**Data shown**
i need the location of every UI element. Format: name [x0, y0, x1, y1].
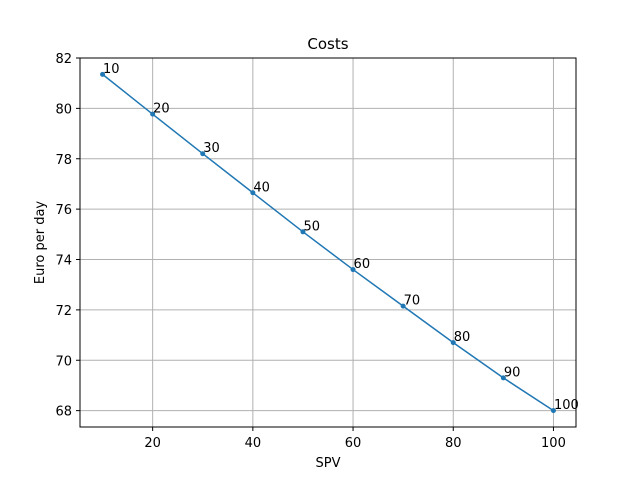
data-label: 90	[504, 365, 521, 380]
data-point	[550, 408, 556, 414]
axis-ticks: 20 40 60 80 100 68 70 72 74 76 78 80 82	[55, 52, 565, 451]
y-tick-label: 70	[55, 354, 72, 369]
data-point	[150, 111, 156, 117]
y-tick-label: 68	[55, 405, 72, 420]
y-tick-label: 82	[55, 52, 72, 67]
data-label: 30	[203, 141, 220, 156]
y-tick-label: 74	[55, 254, 72, 269]
x-tick-label: 100	[541, 436, 566, 451]
data-label: 80	[454, 330, 471, 345]
y-tick-label: 78	[55, 153, 72, 168]
data-label: 60	[354, 257, 371, 272]
data-label: 20	[153, 102, 170, 117]
data-point	[450, 340, 456, 346]
y-tick-label: 76	[55, 203, 72, 218]
data-label: 100	[554, 398, 579, 413]
data-labels: 10 20 30 40 50 60 70 80 90 100	[103, 62, 579, 413]
data-point	[300, 229, 306, 235]
data-point	[200, 151, 206, 157]
series-layer	[100, 71, 556, 414]
data-point	[100, 71, 106, 77]
x-tick-label: 40	[245, 436, 262, 451]
y-tick-label: 72	[55, 304, 72, 319]
y-tick-label: 80	[55, 102, 72, 117]
x-tick-label: 80	[445, 436, 462, 451]
data-point	[500, 375, 506, 381]
data-label: 70	[404, 294, 421, 309]
x-axis-label: SPV	[316, 456, 341, 471]
series-line	[102, 73, 554, 412]
data-label: 10	[103, 62, 120, 77]
data-point	[400, 303, 406, 309]
data-point	[350, 267, 356, 273]
data-label: 50	[303, 219, 320, 234]
data-label: 40	[253, 180, 270, 195]
chart-title: Costs	[307, 35, 348, 53]
y-axis-label: Euro per day	[33, 201, 48, 285]
x-tick-label: 60	[345, 436, 362, 451]
x-tick-label: 20	[144, 436, 161, 451]
data-point	[250, 190, 256, 196]
plot-frame	[79, 57, 577, 428]
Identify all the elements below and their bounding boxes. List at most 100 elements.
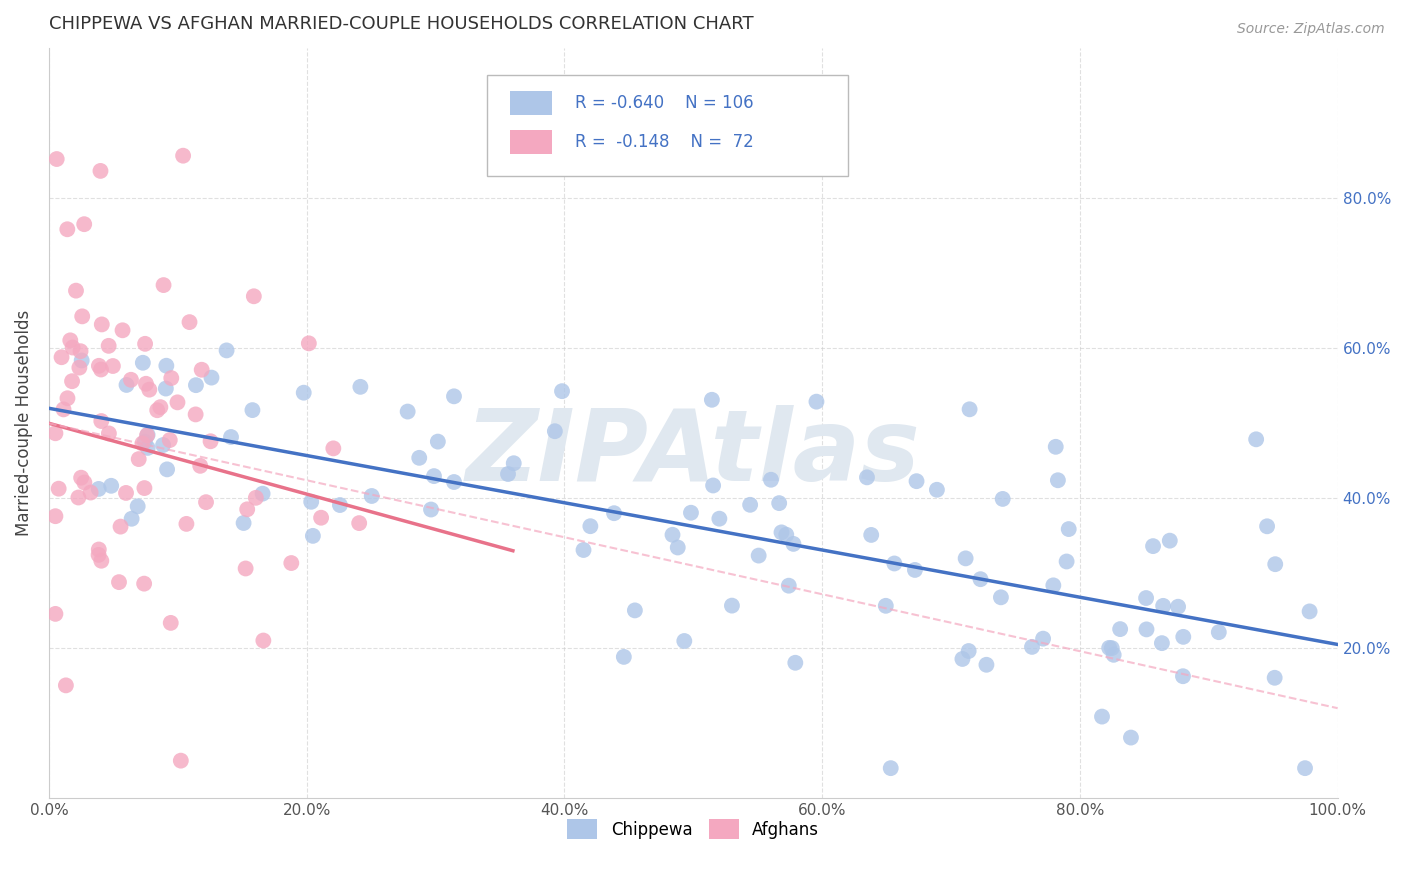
Point: [115, 378, 138, 392]
Point: [138, 383, 160, 397]
Point: [90, 414, 112, 428]
Point: [159, 433, 181, 447]
Point: [775, 527, 797, 541]
Point: [905, 474, 928, 488]
Point: [56, 391, 79, 405]
Text: CHIPPEWA VS AFGHAN MARRIED-COUPLE HOUSEHOLDS CORRELATION CHART: CHIPPEWA VS AFGHAN MARRIED-COUPLE HOUSEH…: [49, 15, 754, 33]
Point: [349, 380, 371, 394]
Point: [90, 362, 112, 376]
Point: [959, 402, 981, 417]
Point: [426, 434, 449, 449]
Point: [603, 506, 626, 520]
Point: [1135, 591, 1157, 605]
Point: [759, 473, 782, 487]
Point: [134, 336, 156, 351]
Point: [309, 510, 332, 524]
Point: [673, 634, 696, 648]
Point: [904, 563, 927, 577]
Point: [1057, 522, 1080, 536]
Point: [396, 404, 419, 418]
Point: [329, 498, 352, 512]
Point: [128, 452, 150, 467]
Point: [1150, 636, 1173, 650]
Point: [152, 438, 174, 452]
Point: [188, 458, 211, 473]
Point: [579, 519, 602, 533]
Point: [785, 656, 807, 670]
Point: [1056, 554, 1078, 568]
Point: [232, 516, 254, 530]
Point: [1135, 623, 1157, 637]
Point: [1101, 641, 1123, 656]
Point: [955, 551, 977, 566]
Point: [1109, 622, 1132, 636]
Point: [1142, 539, 1164, 553]
Point: [952, 652, 974, 666]
Point: [44, 426, 66, 441]
Point: [242, 403, 264, 417]
Point: [991, 491, 1014, 506]
Point: [166, 395, 188, 409]
Text: Source: ZipAtlas.com: Source: ZipAtlas.com: [1237, 22, 1385, 37]
Point: [200, 434, 222, 449]
Point: [280, 556, 302, 570]
Point: [200, 370, 222, 384]
Point: [45, 152, 67, 166]
Point: [48, 482, 70, 496]
Point: [184, 408, 207, 422]
Point: [1171, 669, 1194, 683]
Point: [702, 478, 724, 492]
Point: [51, 350, 73, 364]
Point: [62, 341, 84, 355]
Point: [1294, 761, 1316, 775]
Point: [661, 528, 683, 542]
Point: [544, 424, 567, 438]
Point: [149, 400, 172, 414]
Point: [1159, 533, 1181, 548]
Point: [420, 502, 443, 516]
Y-axis label: Married-couple Households: Married-couple Households: [15, 310, 32, 536]
Point: [87, 548, 110, 562]
Point: [184, 378, 207, 392]
Point: [60, 374, 83, 388]
Point: [721, 599, 744, 613]
Point: [155, 382, 177, 396]
Point: [1046, 473, 1069, 487]
Point: [299, 495, 322, 509]
Point: [136, 427, 159, 442]
Point: [87, 482, 110, 496]
Point: [1208, 625, 1230, 640]
Point: [502, 456, 524, 470]
Point: [243, 289, 266, 303]
Point: [136, 441, 159, 455]
Point: [79, 485, 101, 500]
Point: [613, 649, 636, 664]
Point: [67, 360, 90, 375]
Point: [101, 359, 124, 373]
Point: [179, 315, 201, 329]
Point: [70, 353, 93, 368]
Point: [347, 516, 370, 530]
Point: [292, 385, 315, 400]
Point: [70, 310, 93, 324]
Point: [1032, 632, 1054, 646]
Point: [1119, 731, 1142, 745]
Point: [70, 471, 93, 485]
Point: [925, 483, 948, 497]
Point: [1256, 519, 1278, 533]
Point: [768, 496, 790, 510]
Point: [551, 384, 574, 399]
Point: [1244, 432, 1267, 446]
Point: [1091, 709, 1114, 723]
Point: [65, 284, 87, 298]
Point: [44, 607, 66, 621]
Point: [957, 644, 980, 658]
Point: [69, 344, 91, 359]
Point: [195, 495, 218, 509]
Point: [90, 318, 112, 332]
Point: [1045, 440, 1067, 454]
Text: R =  -0.148    N =  72: R = -0.148 N = 72: [575, 133, 754, 151]
Point: [73, 217, 96, 231]
Point: [190, 363, 212, 377]
Point: [1021, 640, 1043, 654]
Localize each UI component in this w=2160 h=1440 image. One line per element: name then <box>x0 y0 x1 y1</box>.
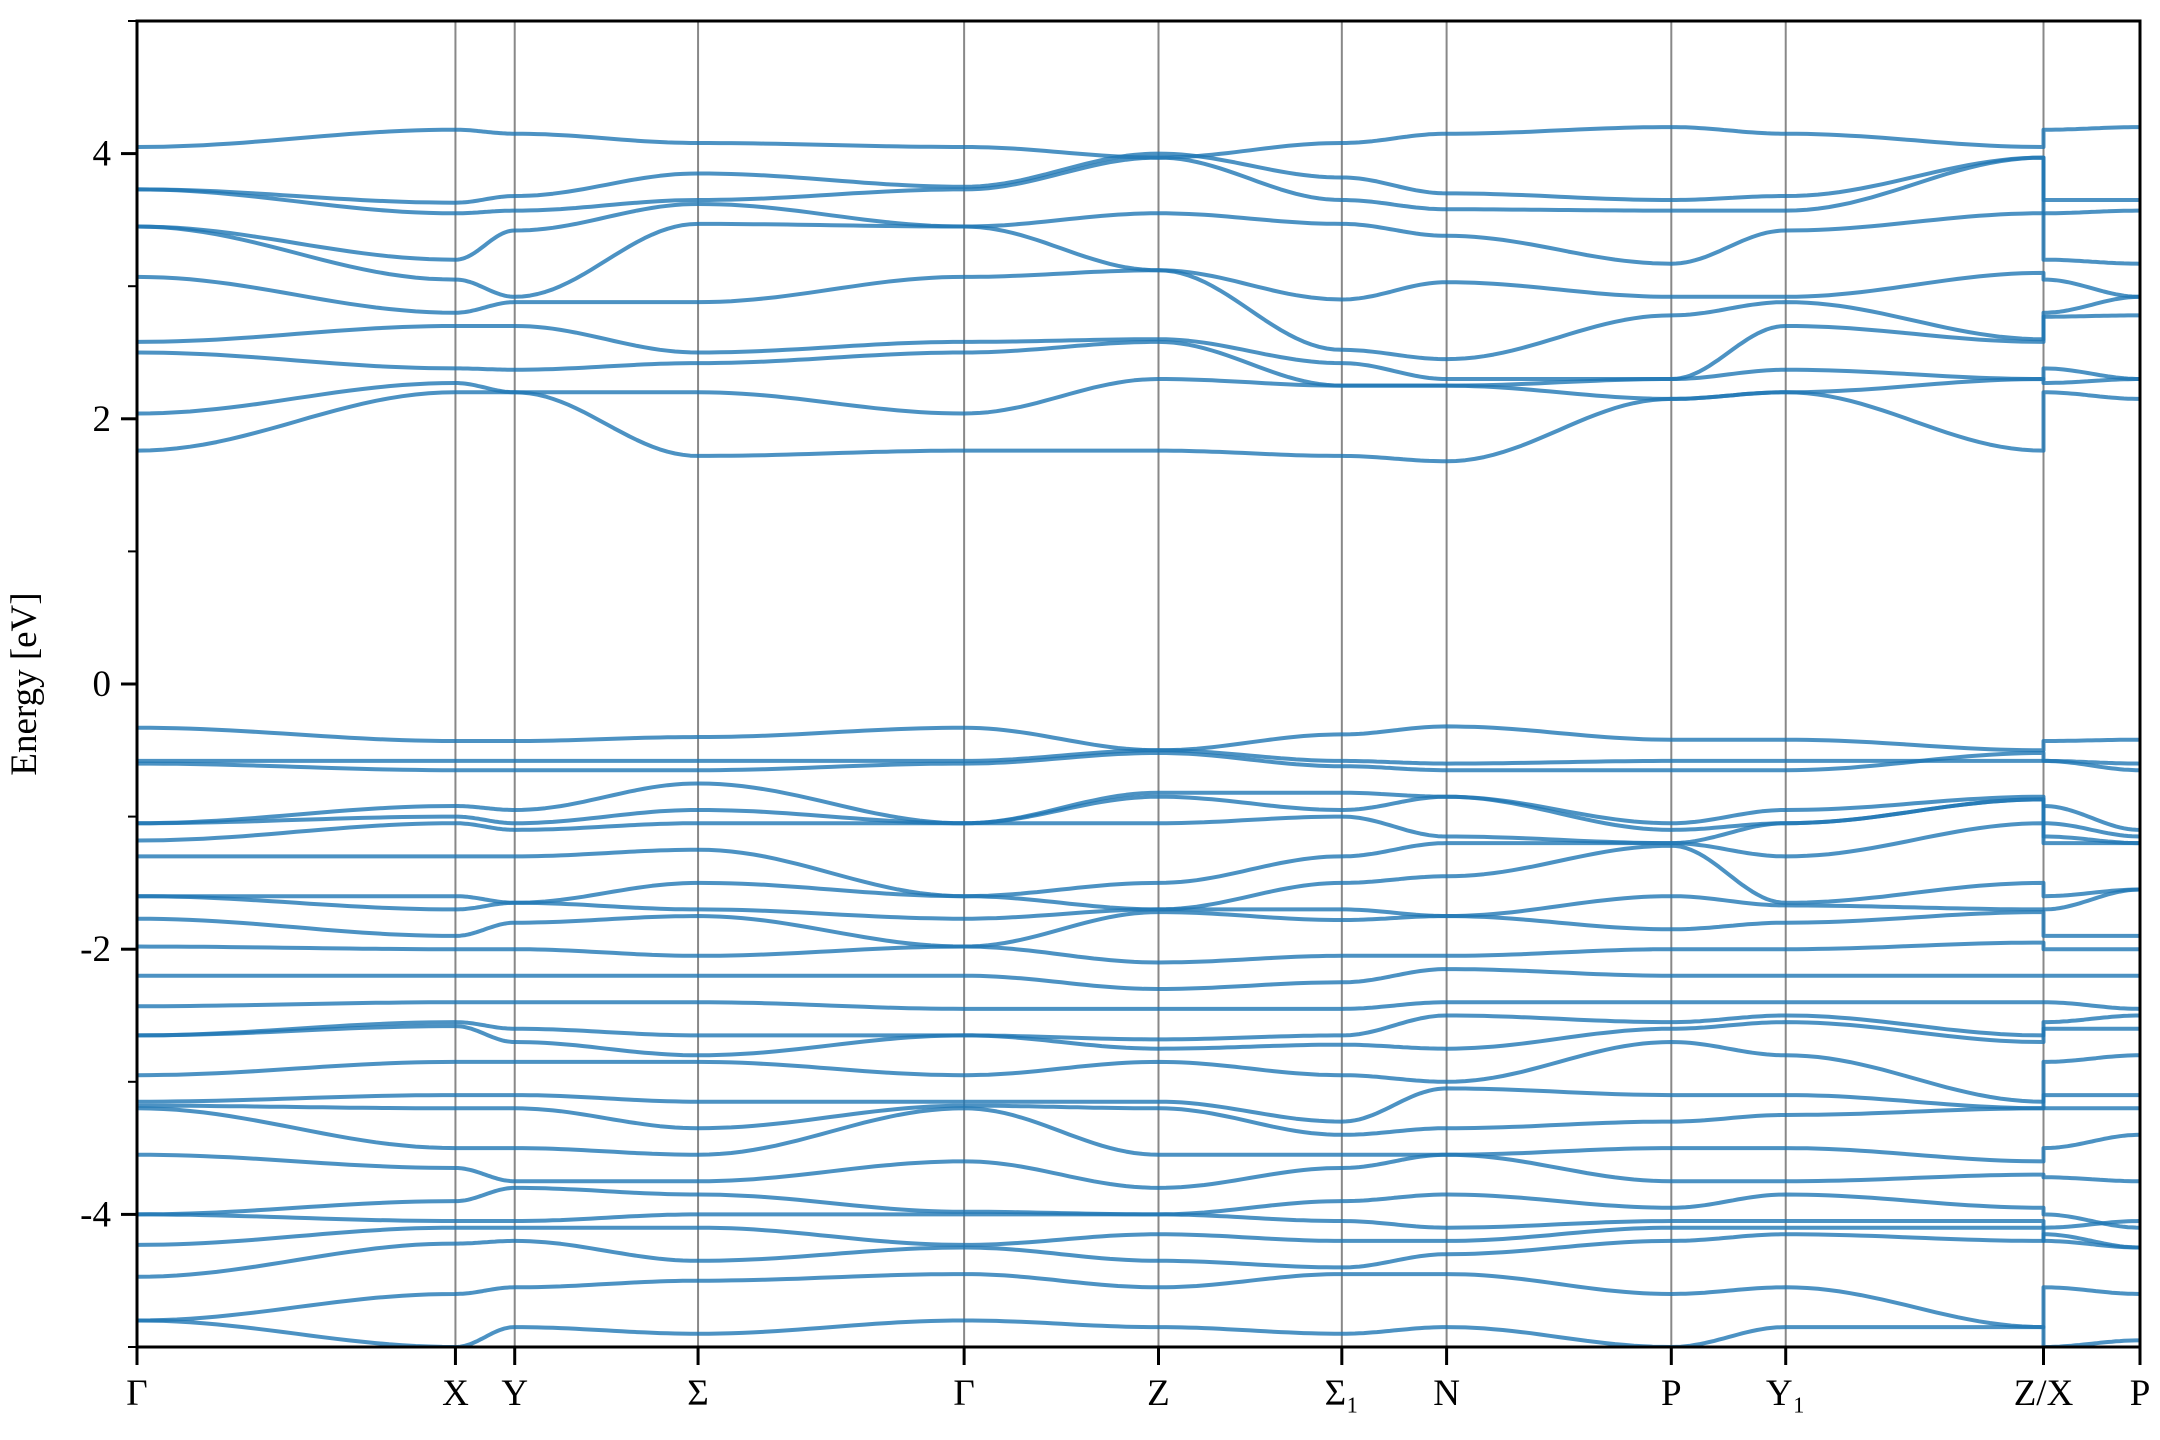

**Instructions to follow**
Copy out the lines of the listing from the one containing "365, 521, 380]" through the one containing "436, 566, 451]", both ends included. Reproduce each line unchanged.

**Answer below**
data-label: 90	[504, 365, 521, 380]
data-point	[550, 408, 556, 414]
axis-ticks: 20 40 60 80 100 68 70 72 74 76 78 80 82	[55, 52, 565, 451]
y-tick-label: 70	[55, 354, 72, 369]
data-point	[150, 111, 156, 117]
y-tick-label: 68	[55, 405, 72, 420]
y-tick-label: 82	[55, 52, 72, 67]
data-label: 30	[203, 141, 220, 156]
y-tick-label: 74	[55, 254, 72, 269]
x-tick-label: 100	[541, 436, 566, 451]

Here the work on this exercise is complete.